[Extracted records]
··········

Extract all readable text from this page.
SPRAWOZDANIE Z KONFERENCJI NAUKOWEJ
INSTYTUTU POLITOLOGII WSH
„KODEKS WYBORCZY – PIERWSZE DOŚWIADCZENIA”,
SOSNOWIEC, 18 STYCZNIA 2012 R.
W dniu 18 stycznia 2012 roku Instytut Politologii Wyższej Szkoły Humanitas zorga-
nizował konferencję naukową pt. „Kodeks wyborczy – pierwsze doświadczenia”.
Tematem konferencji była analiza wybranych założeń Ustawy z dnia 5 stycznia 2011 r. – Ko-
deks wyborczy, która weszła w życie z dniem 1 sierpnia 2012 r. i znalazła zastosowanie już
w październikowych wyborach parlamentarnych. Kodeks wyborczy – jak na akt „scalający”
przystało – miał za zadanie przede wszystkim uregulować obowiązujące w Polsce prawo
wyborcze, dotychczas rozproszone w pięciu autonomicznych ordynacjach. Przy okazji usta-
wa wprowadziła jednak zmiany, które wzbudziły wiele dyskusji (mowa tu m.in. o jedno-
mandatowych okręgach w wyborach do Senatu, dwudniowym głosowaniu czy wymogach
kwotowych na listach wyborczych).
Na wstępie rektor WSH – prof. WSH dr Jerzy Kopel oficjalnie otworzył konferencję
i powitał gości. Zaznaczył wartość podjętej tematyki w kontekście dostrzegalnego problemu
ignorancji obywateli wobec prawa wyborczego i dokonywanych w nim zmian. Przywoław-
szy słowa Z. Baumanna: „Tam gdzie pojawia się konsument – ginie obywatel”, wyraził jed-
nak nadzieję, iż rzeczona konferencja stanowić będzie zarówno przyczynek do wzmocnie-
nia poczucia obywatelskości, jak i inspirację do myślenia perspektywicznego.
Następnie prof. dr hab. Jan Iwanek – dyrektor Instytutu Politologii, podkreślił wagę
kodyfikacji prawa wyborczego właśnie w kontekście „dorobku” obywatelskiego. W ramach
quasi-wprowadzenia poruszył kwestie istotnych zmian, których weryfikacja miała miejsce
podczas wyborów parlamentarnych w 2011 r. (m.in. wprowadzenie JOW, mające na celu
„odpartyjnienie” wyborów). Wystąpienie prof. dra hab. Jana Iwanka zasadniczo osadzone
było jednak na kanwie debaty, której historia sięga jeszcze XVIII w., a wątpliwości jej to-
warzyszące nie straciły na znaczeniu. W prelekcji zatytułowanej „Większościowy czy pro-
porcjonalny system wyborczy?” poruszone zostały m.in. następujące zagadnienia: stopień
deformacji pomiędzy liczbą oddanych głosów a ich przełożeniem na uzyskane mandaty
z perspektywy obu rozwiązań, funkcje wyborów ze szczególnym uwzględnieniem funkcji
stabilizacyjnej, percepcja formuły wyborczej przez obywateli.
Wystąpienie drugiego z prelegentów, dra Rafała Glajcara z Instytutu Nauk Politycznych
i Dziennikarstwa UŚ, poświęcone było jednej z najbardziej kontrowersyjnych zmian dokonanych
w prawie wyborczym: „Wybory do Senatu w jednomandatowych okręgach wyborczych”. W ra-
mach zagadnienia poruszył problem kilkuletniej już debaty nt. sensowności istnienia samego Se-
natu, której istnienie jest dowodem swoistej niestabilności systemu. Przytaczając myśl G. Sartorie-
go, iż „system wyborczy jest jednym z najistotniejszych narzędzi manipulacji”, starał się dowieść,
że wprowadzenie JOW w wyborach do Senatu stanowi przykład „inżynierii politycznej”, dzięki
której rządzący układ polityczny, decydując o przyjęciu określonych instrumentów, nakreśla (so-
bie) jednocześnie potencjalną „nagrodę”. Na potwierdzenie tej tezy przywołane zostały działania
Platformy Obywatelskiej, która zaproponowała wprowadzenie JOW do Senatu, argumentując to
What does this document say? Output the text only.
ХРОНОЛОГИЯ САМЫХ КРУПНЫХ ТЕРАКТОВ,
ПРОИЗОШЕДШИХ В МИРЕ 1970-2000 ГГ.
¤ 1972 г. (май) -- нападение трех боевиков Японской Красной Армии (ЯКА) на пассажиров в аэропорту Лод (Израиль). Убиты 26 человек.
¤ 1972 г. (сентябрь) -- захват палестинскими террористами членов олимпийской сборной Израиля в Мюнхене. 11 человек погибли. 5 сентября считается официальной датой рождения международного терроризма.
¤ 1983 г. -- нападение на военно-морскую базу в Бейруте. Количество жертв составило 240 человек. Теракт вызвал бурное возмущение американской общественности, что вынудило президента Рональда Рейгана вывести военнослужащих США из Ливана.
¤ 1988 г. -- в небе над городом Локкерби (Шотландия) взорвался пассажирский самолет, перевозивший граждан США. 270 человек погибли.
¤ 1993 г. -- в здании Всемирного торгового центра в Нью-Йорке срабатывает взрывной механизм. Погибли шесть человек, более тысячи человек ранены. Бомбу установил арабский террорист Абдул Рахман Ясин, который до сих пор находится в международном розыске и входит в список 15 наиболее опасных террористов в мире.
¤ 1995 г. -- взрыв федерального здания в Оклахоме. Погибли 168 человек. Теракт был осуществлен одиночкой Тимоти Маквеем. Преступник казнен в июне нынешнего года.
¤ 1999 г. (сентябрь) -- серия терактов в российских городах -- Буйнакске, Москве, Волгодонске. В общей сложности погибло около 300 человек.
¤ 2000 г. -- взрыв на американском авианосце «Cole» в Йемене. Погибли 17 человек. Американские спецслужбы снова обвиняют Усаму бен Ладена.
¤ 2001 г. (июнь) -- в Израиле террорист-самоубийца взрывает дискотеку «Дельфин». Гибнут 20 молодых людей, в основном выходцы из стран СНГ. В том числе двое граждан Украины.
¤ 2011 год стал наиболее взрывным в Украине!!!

··········

Identify and copy the lines holding the word "Wystąpienie".

COMPLETE ANSWER:
„odpartyjnienie” wyborów). Wystąpienie prof. dra hab. Jana Iwanka zasadniczo osadzone
Wystąpienie drugiego z prelegentów, dra Rafała Glajcara z Instytutu Nauk Politycznych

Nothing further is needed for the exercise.